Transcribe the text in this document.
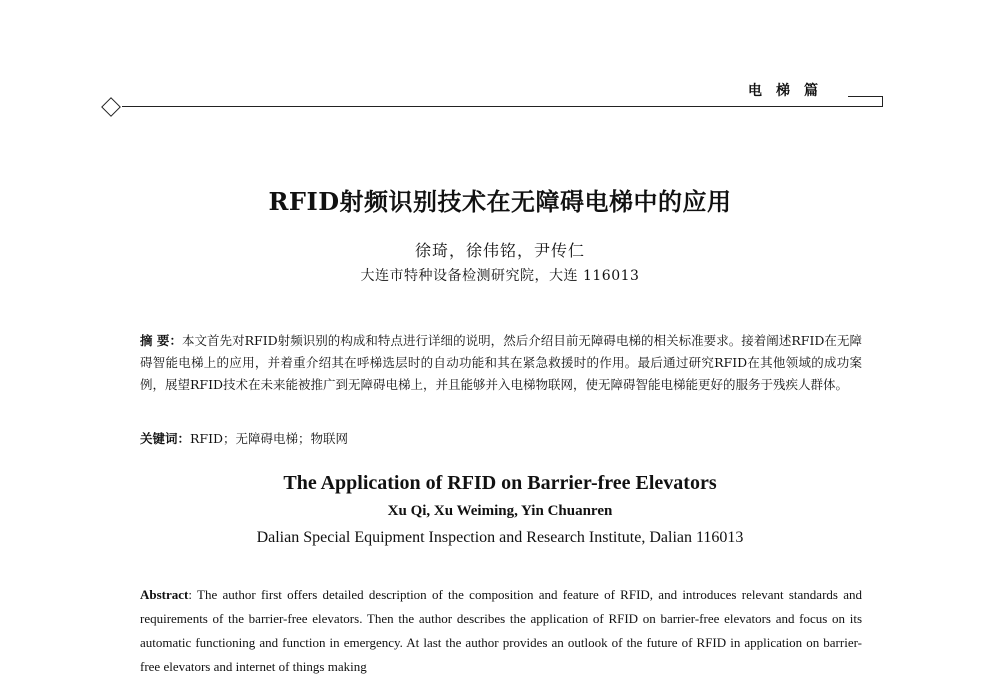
电梯篇
RFID射频识别技术在无障碍电梯中的应用
徐琦，徐伟铭，尹传仁
大连市特种设备检测研究院，大连 116013
摘 要：本文首先对RFID射频识别的构成和特点进行详细的说明，然后介绍目前无障碍电梯的相关标准要求。接着阐述RFID在无障碍智能电梯上的应用，并着重介绍其在呼梯选层时的自动功能和其在紧急救援时的作用。最后通过研究RFID在其他领域的成功案例，展望RFID技术在未来能被推广到无障碍电梯上，并且能够并入电梯物联网，使无障碍智能电梯能更好的服务于残疾人群体。
关键词：RFID；无障碍电梯；物联网
The Application of RFID on Barrier-free Elevators
Xu Qi, Xu Weiming, Yin Chuanren
Dalian Special Equipment Inspection and Research Institute, Dalian 116013
Abstract: The author first offers detailed description of the composition and feature of RFID, and introduces relevant standards and requirements of the barrier-free elevators. Then the author describes the application of RFID on barrier-free elevators and focus on its automatic functioning and function in emergency. At last the author provides an outlook of the future of RFID in application on barrier-free elevators and internet of things making
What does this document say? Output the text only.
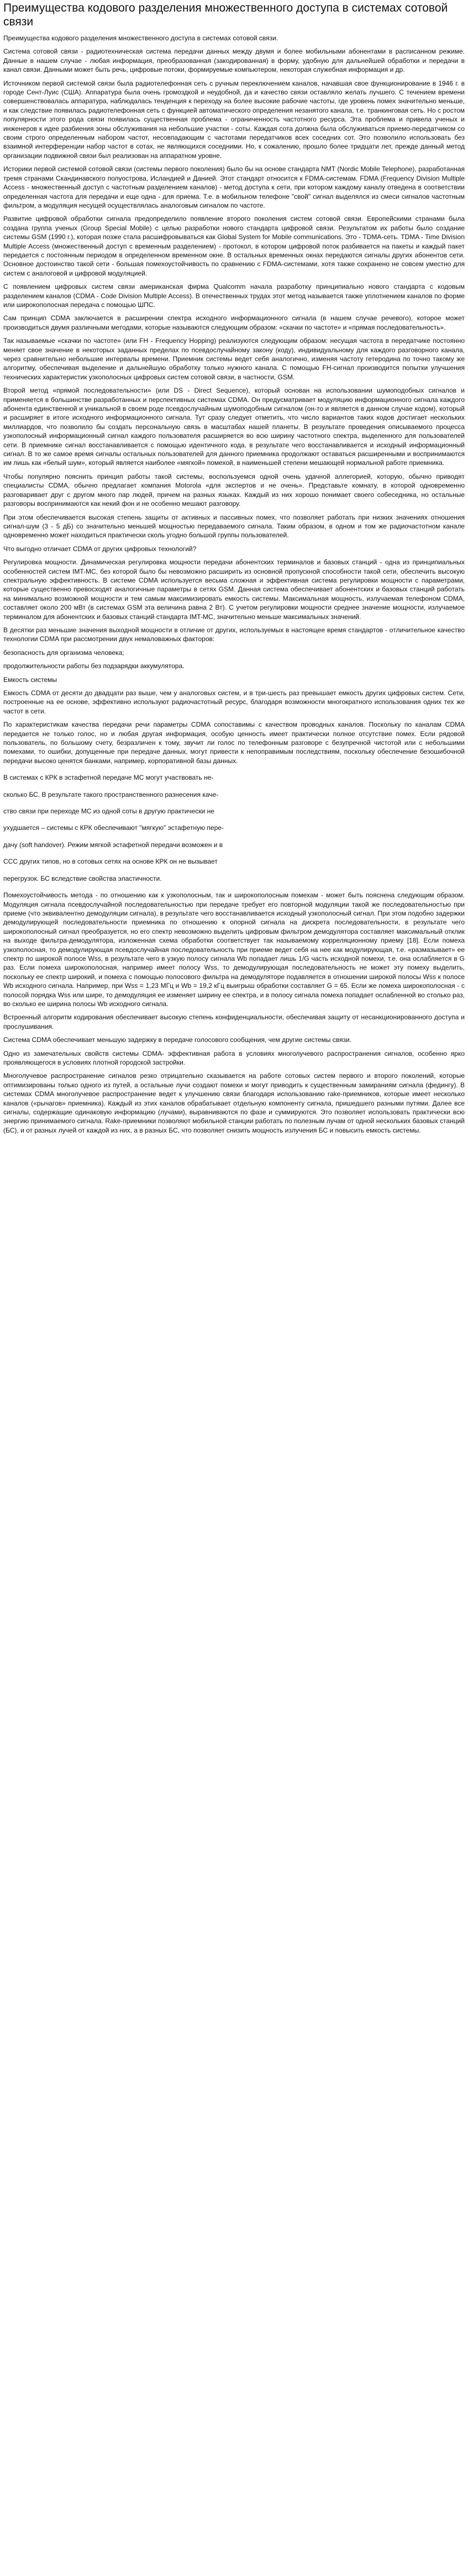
Преимущества кодового разделения множественного доступа в системах сотовой связи

Преимущества кодового разделения множественного доступа в системах сотовой связи.

Система сотовой связи - радиотехническая система передачи данных между двумя и более мобильными абонентами в расписанном режиме. Данные в нашем случае - любая информация, преобразованная (закодированная) в форму, удобную для дальнейшей обработки и передачи в канал связи. Данными может быть речь, цифровые потоки, формируемые компьютером, некоторая служебная информация и др.

Источником первой системой связи была радиотелефонная сеть с ручным переключением каналов, начавшая свое функционирование в 1946 г. в городе Сент-Луис (США). Аппаратура была очень громоздкой и неудобной, да и качество связи оставляло желать лучшего. С течением времени совершенствовалась аппаратура, наблюдалась тенденция к переходу на более высокие рабочие частоты, где уровень помех значительно меньше, и как следствие появилась радиотелефонная сеть с функцией автоматического определения незанятого канала, т.е. транкинговая сеть. Но с ростом популярности этого рода связи появилась существенная проблема - ограниченность частотного ресурса. Эта проблема и привела ученых и инженеров к идее разбиения зоны обслуживания на небольшие участки - соты. Каждая сота должна была обслуживаться приемо-передатчиком со своим строго определенным набором частот, несовпадающим с частотами передатчиков всех соседних сот. Это позволило использовать без взаимной интерференции набор частот в сотах, не являющихся соседними. Но, к сожалению, прошло более тридцати лет, прежде данный метод организации подвижной связи был реализован на аппаратном уровне.

Историки первой системой сотовой связи (системы первого поколения) было бы на основе стандарта NMT (Nordic Mobile Telephone), разработанная тремя странами Скандинавского полуострова, Исландией и Данией. Этот стандарт относится к FDMA-системам. FDMA (Frequency Division Multiple Access - множественный доступ с частотным разделением каналов) - метод доступа к сети, при котором каждому каналу отведена в соответствии определенная частота для передачи и еще одна - для приема. Т.е. в мобильном телефоне "свой" сигнал выделялся из смеси сигналов частотным фильтром, а модуляция несущей осуществлялась аналоговым сигналом по частоте.

Развитие цифровой обработки сигнала предопределило появление второго поколения систем сотовой связи. Европейскими странами была создана группа ученых (Group Special Mobile) с целью разработки нового стандарта цифровой связи. Результатом их работы было создание системы GSM (1990 г.), которая позже стала расшифровываться как Global System for Mobile communications. Это - TDMA-сеть. TDMA - Time Division Multiple Access (множественный доступ с временным разделением) - протокол, в котором цифровой поток разбивается на пакеты и каждый пакет передается с постоянным периодом в определенном временном окне. В остальных временных окнах передаются сигналы других абонентов сети. Основное достоинство такой сети - большая помехоустойчивость по сравнению с FDMA-системами, хотя также сохранено не совсем уместно для систем с аналоговой и цифровой модуляцией.

С появлением цифровых систем связи американская фирма Qualcomm начала разработку принципиально нового стандарта с кодовым разделением каналов (CDMA - Code Division Multiple Access). В отечественных трудах этот метод называется также уплотнением каналов по форме или широкополосная передача с помощью ШПС.

Сам принцип CDMA заключается в расширении спектра исходного информационного сигнала (в нашем случае речевого), которое может производиться двумя различными методами, которые называются следующим образом: «скачки по частоте» и «прямая последовательность».

Так называемые «скачки по частоте» (или FH - Frequency Hopping) реализуются следующим образом: несущая частота в передатчике постоянно меняет свое значение в некоторых заданных пределах по псевдослучайному закону (коду), индивидуальному для каждого разговорного канала, через сравнительно небольшие интервалы времени. Приемник системы ведет себя аналогично, изменяя частоту гетеродина по точно такому же алгоритму, обеспечивая выделение и дальнейшую обработку только нужного канала. С помощью FH-сигнал производится попытки улучшения технических характеристик узкополосных цифровых систем сотовой связи, в частности, GSM.

Второй метод «прямой последовательности» (или DS - Direct Sequence), который основан на использовании шумоподобных сигналов и применяется в большинстве разработанных и перспективных системах CDMA. Он предусматривает модуляцию информационного сигнала каждого абонента единственной и уникальной в своем роде псевдослучайным шумоподобным сигналом (он-то и является в данном случае кодом), который и расширяет в итоге исходного информационного сигнала. Тут сразу следует отметить, что число вариантов таких кодов достигает нескольких миллиардов, что позволило бы создать персональную связь в масштабах нашей планеты. В результате проведения описываемого процесса узкополосный информационный сигнал каждого пользователя расширяется во всю ширину частотного спектра, выделенного для пользователей сети. В приемнике сигнал восстанавливается с помощью идентичного кода, в результате чего восстанавливается и исходный информационный сигнал. В то же самое время сигналы остальных пользователей для данного приемника продолжают оставаться расширенными и воспринимаются им лишь как «белый шум», который является наиболее «мягкой» помехой, в наименьшей степени мешающей нормальной работе приемника.

Чтобы популярно пояснить принцип работы такой системы, воспользуемся одной очень удачной аллегорией, которую, обычно приводят специалисты CDMA, обычно предлагает компания Motorola «для экспертов и не очень». Представьте комнату, в которой одновременно разговаривает друг с другом много пар людей, причем на разных языках. Каждый из них хорошо понимает своего собеседника, но остальные разговоры воспринимаются как некий фон и не особенно мешают разговору.

При этом обеспечивается высокая степень защиты от активных и пассивных помех, что позволяет работать при низких значениях отношения сигнал-шум (3 - 5 дБ) со значительно меньшей мощностью передаваемого сигнала. Таким образом, в одном и том же радиочастотном канале одновременно может находиться практически сколь угодно большой группы пользователей.

Что выгодно отличает CDMA от других цифровых технологий?

Регулировка мощности. Динамическая регулировка мощности передачи абонентских терминалов и базовых станций - одна из принципиальных особенностей систем IMT-MC, без которой было бы невозможно расширить из основной пропускной способности такой сети, обеспечить высокую спектральную эффективность. В системе CDMA используется весьма сложная и эффективная система регулировки мощности с параметрами, которые существенно превосходят аналогичные параметры в сетях GSM. Данная система обеспечивает абонентских и базовых станций работать на минимально возможной мощности и тем самым максимизировать емкость системы. Максимальная мощность, излучаемая телефоном CDMA, составляет около 200 мВт (в системах GSM эта величина равна 2 Вт). С учетом регулировки мощности среднее значение мощности, излучаемое терминалом для абонентских и базовых станций стандарта IMT-MC, значительно меньше максимальных значений.

В десятки раз меньшие значения выходной мощности в отличие от других, используемых в настоящее время стандартов - отличительное качество технологии CDMA при рассмотрении двух немаловажных факторов:

безопасность для организма человека;

продолжительности работы без подзарядки аккумулятора.

Емкость системы

Емкость CDMA от десяти до двадцати раз выше, чем у аналоговых систем, и в три-шесть раз превышает емкость других цифровых систем. Сети, построенные на ее основе, эффективно используют радиочастотный ресурс, благодаря возможности многократного использования одних тех же частот в сети.

По характеристикам качества передачи речи параметры CDMA сопоставимы с качеством проводных каналов. Поскольку по каналам CDMA передается не только голос, но и любая другая информация, особую ценность имеет практически полное отсутствие помех. Если рядовой пользователь, по большому счету, безразличен к тому, звучит ли голос по телефонным разговоре с безупречной чистотой или с небольшими помехами, то ошибки, допущенные при передаче данных, могут привести к непоправимым последствиям, поскольку обеспечение безошибочной передачи высоко ценятся банками, например, корпоративной базы данных.

В системах с КРК в эстафетной передаче МС могут участвовать не-

сколько БС. В результате такого пространственного разнесения каче-

ство связи при переходе МС из одной соты в другую практически не

ухудшается – системы с КРК обеспечивают "мягкую" эстафетную пере-

дачу (soft handover). Режим мягкой эстафетной передачи возможен и в

ССС других типов, но в сотовых сетях на основе КРК он не вызывает

перегрузок. БС вследствие свойства эластичности.

Помехоустойчивость метода - по отношению как к узкополосным, так и широкополосным помехам - может быть пояснена следующим образом. Модуляция сигнала псевдослучайной последовательностью при передаче требует его повторной модуляции такой же последовательностью при приеме (что эквивалентно демодуляции сигнала), в результате чего восстанавливается исходный узкополосный сигнал. При этом подобно задержки демодулирующей последовательности приемника по отношению к опорной сигнала на дискрета последовательности, в результате чего широкополосный сигнал преобразуется, но его спектр невозможно выделить цифровым фильтром демодулятора составляет максимальный отклик на выходе фильтра-демодулятора, изложенная схема обработки соответствует так называемому корреляционному приему [18]. Если помеха узкополосная, то демодулирующая псевдослучайная последовательность при приеме ведет себя на нее как модулирующая, т.е. «размазывает» ее спектр по широкой полосе Wss, в результате чего в узкую полосу сигнала Wb попадает лишь 1/G часть исходной помехи, т.е. она ослабляется в G раз. Если помеха широкополосная, например имеет полосу Wss, то демодулирующая последовательность не может эту помеху выделить, поскольку ее спектр широкий, и помеха с помощью полосового фильтра на демодуляторе подавляется в отношении широкой полосы Wss к полосе Wb исходного сигнала. Например, при Wss = 1,23 МГц и Wb = 19,2 кГц выигрыш обработки составляет G = 65. Если же помеха широкополосная - с полосой порядка Wss или шире, то демодуляция ее изменяет ширину ее спектра, и в полосу сигнала помеха попадает ослабленной во столько раз, во сколько ее ширина полосы Wb исходного сигнала.

Встроенный алгоритм кодирования обеспечивает высокую степень конфиденциальности, обеспечивая защиту от несанкционированного доступа и прослушивания.

Система CDMA обеспечивает меньшую задержку в передаче голосового сообщения, чем другие системы связи.

Одно из замечательных свойств системы CDMA- эффективная работа в условиях многолучевого распространения сигналов, особенно ярко проявляющегося в условиях плотной городской застройки.

Многолучевое распространение сигналов резко отрицательно сказывается на работе сотовых систем первого и второго поколений, которые оптимизированы только одного из путей, а остальные лучи создают помехи и могут приводить к существенным замираниям сигнала (федингу). В системах CDMA многолучевое распространение ведет к улучшению связи благодаря использованию rake-приемников, которые имеет несколько каналов («рычагов» приемника). Каждый из этих каналов обрабатывает отдельную компоненту сигнала, пришедшего разными путями. Далее все сигналы, содержащие одинаковую информацию (лучами), выравниваются по фазе и суммируются. Это позволяет использовать практически всю энергию принимаемого сигнала. Rake-приемники позволяют мобильной станции работать по полезным лучам от одной нескольких базовых станций (БС), и от разных лучей от каждой из них, а в разных БС, что позволяет снизить мощность излучения БС и повысить емкость системы.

● DIRECTION:
Give only the number of lines in the entries that contain "кодового".

● FINISHED EXERCISE:
2